- EXERCISE INSTRUCTIONS: Exact repetition is required: output every record in full.

- RECORDS PROVIDED:
━━━━━━━━

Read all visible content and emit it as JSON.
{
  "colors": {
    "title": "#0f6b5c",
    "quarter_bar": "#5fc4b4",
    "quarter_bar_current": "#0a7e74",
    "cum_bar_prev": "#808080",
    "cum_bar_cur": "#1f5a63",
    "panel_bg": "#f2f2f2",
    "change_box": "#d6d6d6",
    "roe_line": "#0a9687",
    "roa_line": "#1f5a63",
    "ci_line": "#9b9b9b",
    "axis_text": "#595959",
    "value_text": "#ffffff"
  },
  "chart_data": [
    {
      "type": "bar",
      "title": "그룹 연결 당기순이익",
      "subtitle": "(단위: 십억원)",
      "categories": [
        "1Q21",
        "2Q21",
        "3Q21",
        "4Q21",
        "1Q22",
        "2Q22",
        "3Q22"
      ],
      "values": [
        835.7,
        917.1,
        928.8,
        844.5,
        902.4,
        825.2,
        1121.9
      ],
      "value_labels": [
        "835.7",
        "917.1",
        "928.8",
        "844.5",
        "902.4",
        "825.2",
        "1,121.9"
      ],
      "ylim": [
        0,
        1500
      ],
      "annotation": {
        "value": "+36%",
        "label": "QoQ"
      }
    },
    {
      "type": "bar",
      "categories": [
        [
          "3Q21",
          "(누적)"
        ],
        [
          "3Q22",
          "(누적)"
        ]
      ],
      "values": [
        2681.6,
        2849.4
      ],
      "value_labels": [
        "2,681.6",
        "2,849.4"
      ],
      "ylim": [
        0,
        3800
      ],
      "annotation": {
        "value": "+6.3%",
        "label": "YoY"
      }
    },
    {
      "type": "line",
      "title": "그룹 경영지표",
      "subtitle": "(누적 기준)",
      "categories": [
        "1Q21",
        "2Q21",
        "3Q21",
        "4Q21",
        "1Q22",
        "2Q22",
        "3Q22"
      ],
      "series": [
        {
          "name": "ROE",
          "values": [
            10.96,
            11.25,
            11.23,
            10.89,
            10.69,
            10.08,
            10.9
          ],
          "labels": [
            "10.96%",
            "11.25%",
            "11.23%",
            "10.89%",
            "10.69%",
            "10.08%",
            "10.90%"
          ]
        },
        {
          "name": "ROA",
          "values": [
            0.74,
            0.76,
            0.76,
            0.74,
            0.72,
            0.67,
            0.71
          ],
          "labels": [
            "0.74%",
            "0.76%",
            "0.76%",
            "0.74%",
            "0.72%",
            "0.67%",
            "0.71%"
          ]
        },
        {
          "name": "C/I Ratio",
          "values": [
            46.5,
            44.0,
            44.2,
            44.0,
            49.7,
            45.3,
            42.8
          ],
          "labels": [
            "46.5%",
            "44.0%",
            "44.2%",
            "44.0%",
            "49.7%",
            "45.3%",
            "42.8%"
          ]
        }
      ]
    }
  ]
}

━━━━━━━━

- FULL ANSWER:
Read all visible content and emit it as JSON.
{
  "colors": {
    "title": "#0f6b5c",
    "quarter_bar": "#5fc4b4",
    "quarter_bar_current": "#0a7e74",
    "cum_bar_prev": "#808080",
    "cum_bar_cur": "#1f5a63",
    "panel_bg": "#f2f2f2",
    "change_box": "#d6d6d6",
    "roe_line": "#0a9687",
    "roa_line": "#1f5a63",
    "ci_line": "#9b9b9b",
    "axis_text": "#595959",
    "value_text": "#ffffff"
  },
  "chart_data": [
    {
      "type": "bar",
      "title": "그룹 연결 당기순이익",
      "subtitle": "(단위: 십억원)",
      "categories": [
        "1Q21",
        "2Q21",
        "3Q21",
        "4Q21",
        "1Q22",
        "2Q22",
        "3Q22"
      ],
      "values": [
        835.7,
        917.1,
        928.8,
        844.5,
        902.4,
        825.2,
        1121.9
      ],
      "value_labels": [
        "835.7",
        "917.1",
        "928.8",
        "844.5",
        "902.4",
        "825.2",
        "1,121.9"
      ],
      "ylim": [
        0,
        1500
      ],
      "annotation": {
        "value": "+36%",
        "label": "QoQ"
      }
    },
    {
      "type": "bar",
      "categories": [
        [
          "3Q21",
          "(누적)"
        ],
        [
          "3Q22",
          "(누적)"
        ]
      ],
      "values": [
        2681.6,
        2849.4
      ],
      "value_labels": [
        "2,681.6",
        "2,849.4"
      ],
      "ylim": [
        0,
        3800
      ],
      "annotation": {
        "value": "+6.3%",
        "label": "YoY"
      }
    },
    {
      "type": "line",
      "title": "그룹 경영지표",
      "subtitle": "(누적 기준)",
      "categories": [
        "1Q21",
        "2Q21",
        "3Q21",
        "4Q21",
        "1Q22",
        "2Q22",
        "3Q22"
      ],
      "series": [
        {
          "name": "ROE",
          "values": [
            10.96,
            11.25,
            11.23,
            10.89,
            10.69,
            10.08,
            10.9
          ],
          "labels": [
            "10.96%",
            "11.25%",
            "11.23%",
            "10.89%",
            "10.69%",
            "10.08%",
            "10.90%"
          ]
        },
        {
          "name": "ROA",
          "values": [
            0.74,
            0.76,
            0.76,
            0.74,
            0.72,
            0.67,
            0.71
          ],
          "labels": [
            "0.74%",
            "0.76%",
            "0.76%",
            "0.74%",
            "0.72%",
            "0.67%",
            "0.71%"
          ]
        },
        {
          "name": "C/I Ratio",
          "values": [
            46.5,
            44.0,
            44.2,
            44.0,
            49.7,
            45.3,
            42.8
          ],
          "labels": [
            "46.5%",
            "44.0%",
            "44.2%",
            "44.0%",
            "49.7%",
            "45.3%",
            "42.8%"
          ]
        }
      ]
    }
  ]
}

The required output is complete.